### Exercise goal
Copy every line that contains the string "screenshot" from the entries below.
Start
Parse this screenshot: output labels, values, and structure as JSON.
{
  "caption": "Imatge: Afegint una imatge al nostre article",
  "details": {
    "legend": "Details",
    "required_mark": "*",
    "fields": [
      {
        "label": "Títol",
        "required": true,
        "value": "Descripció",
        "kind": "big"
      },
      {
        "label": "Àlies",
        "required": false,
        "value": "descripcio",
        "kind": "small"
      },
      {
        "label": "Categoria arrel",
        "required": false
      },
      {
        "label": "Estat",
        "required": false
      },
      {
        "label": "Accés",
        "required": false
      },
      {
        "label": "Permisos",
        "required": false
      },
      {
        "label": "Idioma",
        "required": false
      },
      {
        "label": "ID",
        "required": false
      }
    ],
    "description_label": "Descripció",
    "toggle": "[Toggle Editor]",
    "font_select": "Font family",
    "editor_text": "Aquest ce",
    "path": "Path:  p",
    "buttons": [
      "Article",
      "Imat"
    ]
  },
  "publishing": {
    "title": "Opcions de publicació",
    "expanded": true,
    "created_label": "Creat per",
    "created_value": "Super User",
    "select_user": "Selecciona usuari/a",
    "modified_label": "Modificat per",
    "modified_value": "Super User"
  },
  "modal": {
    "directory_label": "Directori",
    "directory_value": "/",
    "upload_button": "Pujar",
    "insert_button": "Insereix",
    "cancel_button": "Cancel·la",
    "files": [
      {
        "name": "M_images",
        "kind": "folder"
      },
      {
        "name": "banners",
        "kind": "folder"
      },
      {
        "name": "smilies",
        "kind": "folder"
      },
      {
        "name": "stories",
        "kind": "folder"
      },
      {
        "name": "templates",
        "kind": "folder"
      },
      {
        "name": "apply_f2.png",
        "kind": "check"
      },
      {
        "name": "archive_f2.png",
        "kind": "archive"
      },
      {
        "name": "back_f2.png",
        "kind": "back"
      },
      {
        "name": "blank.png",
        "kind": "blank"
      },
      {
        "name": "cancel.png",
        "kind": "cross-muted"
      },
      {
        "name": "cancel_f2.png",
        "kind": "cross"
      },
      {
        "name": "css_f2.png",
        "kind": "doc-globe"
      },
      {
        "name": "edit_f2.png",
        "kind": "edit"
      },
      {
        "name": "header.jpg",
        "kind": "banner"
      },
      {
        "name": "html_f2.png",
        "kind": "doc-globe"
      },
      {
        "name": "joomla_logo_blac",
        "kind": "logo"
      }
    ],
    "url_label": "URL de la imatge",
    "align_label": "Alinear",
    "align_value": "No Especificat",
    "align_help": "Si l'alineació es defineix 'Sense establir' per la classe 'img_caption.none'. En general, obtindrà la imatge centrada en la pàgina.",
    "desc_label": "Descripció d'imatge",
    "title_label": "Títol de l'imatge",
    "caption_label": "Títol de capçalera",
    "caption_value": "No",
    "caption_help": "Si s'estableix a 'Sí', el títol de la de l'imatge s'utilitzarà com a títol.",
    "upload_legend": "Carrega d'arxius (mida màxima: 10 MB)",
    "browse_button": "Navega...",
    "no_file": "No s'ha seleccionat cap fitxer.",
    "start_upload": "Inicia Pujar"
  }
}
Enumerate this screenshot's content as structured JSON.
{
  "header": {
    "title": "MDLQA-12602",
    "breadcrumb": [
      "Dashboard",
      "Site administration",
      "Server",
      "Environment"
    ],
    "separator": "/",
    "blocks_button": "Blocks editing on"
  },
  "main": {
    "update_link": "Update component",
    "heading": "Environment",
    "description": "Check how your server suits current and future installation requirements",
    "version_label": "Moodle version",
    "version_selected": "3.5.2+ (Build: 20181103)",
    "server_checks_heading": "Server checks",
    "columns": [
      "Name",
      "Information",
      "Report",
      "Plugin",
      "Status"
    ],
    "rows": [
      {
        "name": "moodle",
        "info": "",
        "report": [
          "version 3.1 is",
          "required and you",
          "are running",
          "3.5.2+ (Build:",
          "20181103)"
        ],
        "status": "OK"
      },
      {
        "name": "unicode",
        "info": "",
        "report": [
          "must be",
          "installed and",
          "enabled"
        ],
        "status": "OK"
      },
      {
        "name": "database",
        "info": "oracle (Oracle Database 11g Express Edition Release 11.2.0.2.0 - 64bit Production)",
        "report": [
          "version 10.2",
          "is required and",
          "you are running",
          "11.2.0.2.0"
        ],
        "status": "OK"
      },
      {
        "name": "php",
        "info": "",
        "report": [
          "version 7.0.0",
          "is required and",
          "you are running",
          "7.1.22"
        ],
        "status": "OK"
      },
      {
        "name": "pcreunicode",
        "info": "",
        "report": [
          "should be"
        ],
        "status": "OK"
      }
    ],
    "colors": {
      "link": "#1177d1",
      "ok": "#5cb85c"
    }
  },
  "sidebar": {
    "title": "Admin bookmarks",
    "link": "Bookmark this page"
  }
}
End
### Right answer
Parse this screenshot: output labels, values, and structure as JSON.
Enumerate this screenshot's content as structured JSON.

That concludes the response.